— Instruction —
Transcribe every line of the records verbatim.

— Material to process —
--- start ---

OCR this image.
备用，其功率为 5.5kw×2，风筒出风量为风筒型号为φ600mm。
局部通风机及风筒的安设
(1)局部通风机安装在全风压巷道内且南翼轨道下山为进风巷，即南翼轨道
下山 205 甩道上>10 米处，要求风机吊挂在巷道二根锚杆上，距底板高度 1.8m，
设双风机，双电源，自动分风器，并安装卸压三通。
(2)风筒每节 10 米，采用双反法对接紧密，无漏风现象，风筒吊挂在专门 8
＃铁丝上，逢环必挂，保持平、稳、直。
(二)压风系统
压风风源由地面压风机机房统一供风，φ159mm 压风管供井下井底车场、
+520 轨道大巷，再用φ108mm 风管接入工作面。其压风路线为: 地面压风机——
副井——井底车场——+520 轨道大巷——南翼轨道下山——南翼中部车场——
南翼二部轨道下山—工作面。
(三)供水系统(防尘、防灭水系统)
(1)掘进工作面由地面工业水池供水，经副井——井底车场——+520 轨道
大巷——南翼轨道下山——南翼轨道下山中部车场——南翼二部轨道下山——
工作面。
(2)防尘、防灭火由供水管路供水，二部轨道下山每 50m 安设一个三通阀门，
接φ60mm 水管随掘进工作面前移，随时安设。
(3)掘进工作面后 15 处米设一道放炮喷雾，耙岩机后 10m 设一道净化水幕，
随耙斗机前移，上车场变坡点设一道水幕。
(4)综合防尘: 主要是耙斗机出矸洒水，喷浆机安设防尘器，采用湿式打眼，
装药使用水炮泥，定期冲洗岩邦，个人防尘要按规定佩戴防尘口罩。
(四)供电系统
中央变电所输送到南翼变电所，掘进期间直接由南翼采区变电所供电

--- end ---

— In response —
OCR this image.
备用，其功率为 5.5kw×2，风筒出风量为风筒型号为φ600mm。
局部通风机及风筒的安设
(1)局部通风机安装在全风压巷道内且南翼轨道下山为进风巷，即南翼轨道
下山 205 甩道上>10 米处，要求风机吊挂在巷道二根锚杆上，距底板高度 1.8m，
设双风机，双电源，自动分风器，并安装卸压三通。
(2)风筒每节 10 米，采用双反法对接紧密，无漏风现象，风筒吊挂在专门 8
＃铁丝上，逢环必挂，保持平、稳、直。
(二)压风系统
压风风源由地面压风机机房统一供风，φ159mm 压风管供井下井底车场、
+520 轨道大巷，再用φ108mm 风管接入工作面。其压风路线为: 地面压风机——
副井——井底车场——+520 轨道大巷——南翼轨道下山——南翼中部车场——
南翼二部轨道下山—工作面。
(三)供水系统(防尘、防灭水系统)
(1)掘进工作面由地面工业水池供水，经副井——井底车场——+520 轨道
大巷——南翼轨道下山——南翼轨道下山中部车场——南翼二部轨道下山——
工作面。
(2)防尘、防灭火由供水管路供水，二部轨道下山每 50m 安设一个三通阀门，
接φ60mm 水管随掘进工作面前移，随时安设。
(3)掘进工作面后 15 处米设一道放炮喷雾，耙岩机后 10m 设一道净化水幕，
随耙斗机前移，上车场变坡点设一道水幕。
(4)综合防尘: 主要是耙斗机出矸洒水，喷浆机安设防尘器，采用湿式打眼，
装药使用水炮泥，定期冲洗岩邦，个人防尘要按规定佩戴防尘口罩。
(四)供电系统
中央变电所输送到南翼变电所，掘进期间直接由南翼采区变电所供电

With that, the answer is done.